Recorded data
-- Start --

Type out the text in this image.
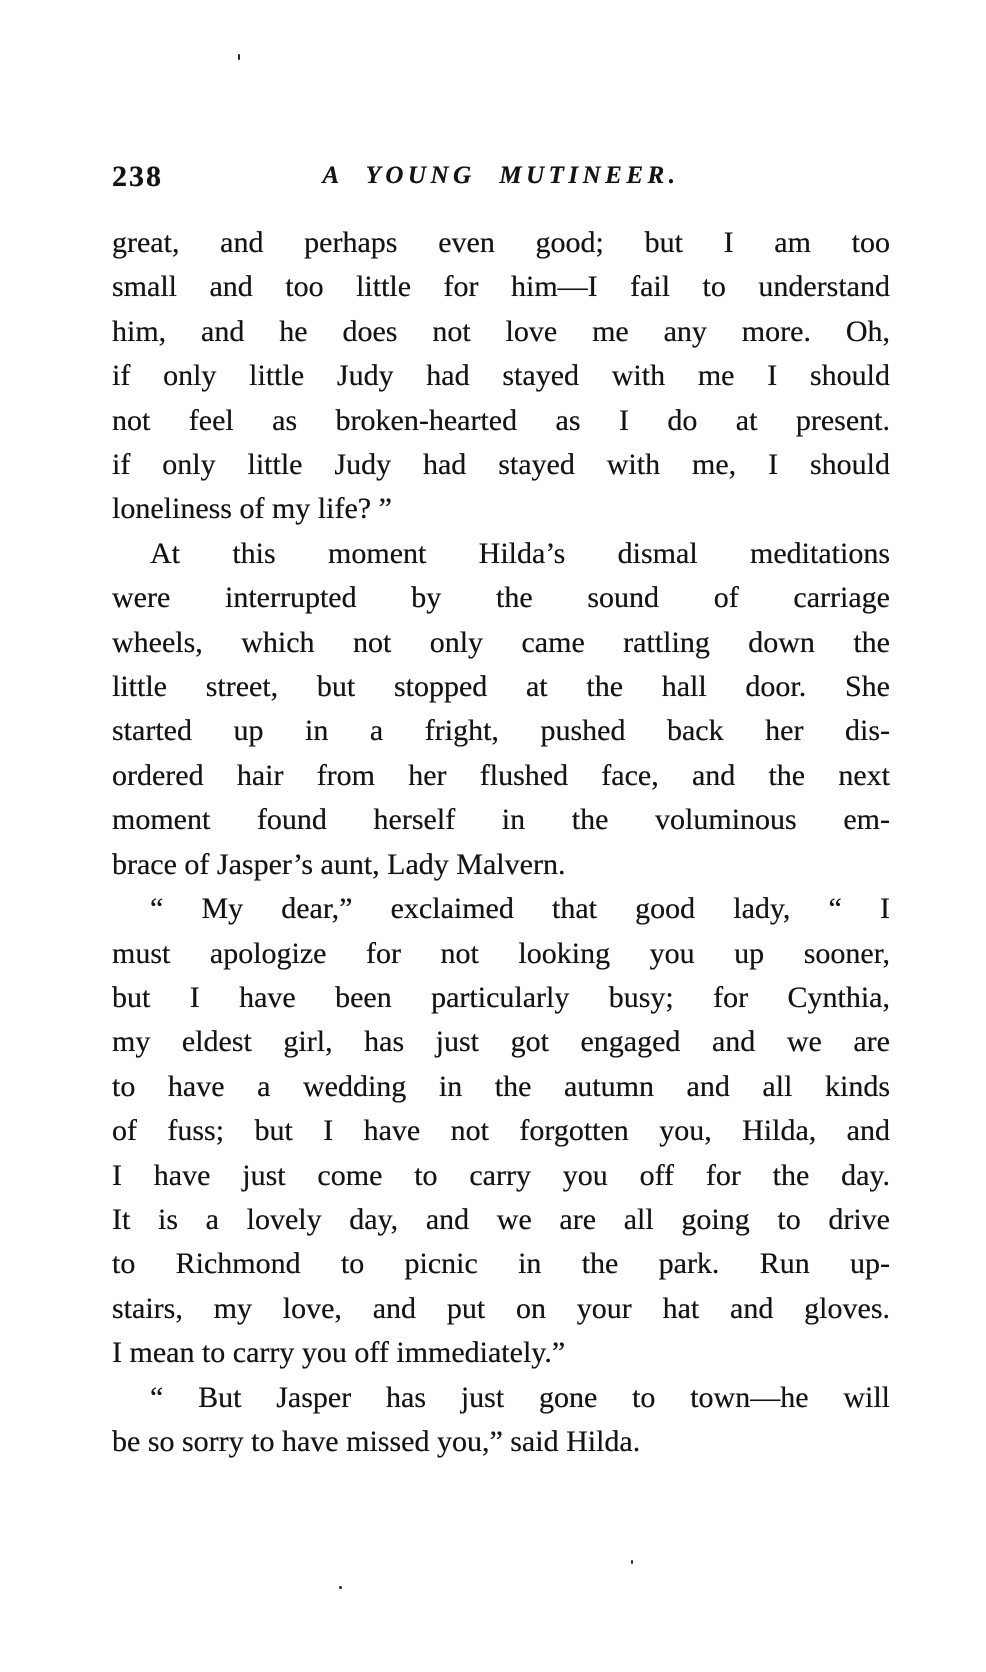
238	A YOUNG MUTINEER.
great, and perhaps even good; but I am too
small and too little for him—I fail to understand
him, and he does not love me any more. Oh,
if only little Judy had stayed with me I should
not feel as broken-hearted as I do at present.
if only little Judy had stayed with me, I should
loneliness of my life? ”
At this moment Hilda’s dismal meditations
were interrupted by the sound of carriage
wheels, which not only came rattling down the
little street, but stopped at the hall door. She
started up in a fright, pushed back her dis-
ordered hair from her flushed face, and the next
moment found herself in the voluminous em-
brace of Jasper’s aunt, Lady Malvern.
“ My dear,” exclaimed that good lady, “ I
must apologize for not looking you up sooner,
but I have been particularly busy; for Cynthia,
my eldest girl, has just got engaged and we are
to have a wedding in the autumn and all kinds
of fuss; but I have not forgotten you, Hilda, and
I have just come to carry you off for the day.
It is a lovely day, and we are all going to drive
to Richmond to picnic in the park. Run up-
stairs, my love, and put on your hat and gloves.
I mean to carry you off immediately.”
“ But Jasper has just gone to town—he will
be so sorry to have missed you,” said Hilda.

-- End --

● **Aim**: Copy whichever lines in the listing above contain the word "Hilda".

● **Finished exercise**:
At this moment Hilda’s dismal meditations
of fuss; but I have not forgotten you, Hilda, and
be so sorry to have missed you,” said Hilda.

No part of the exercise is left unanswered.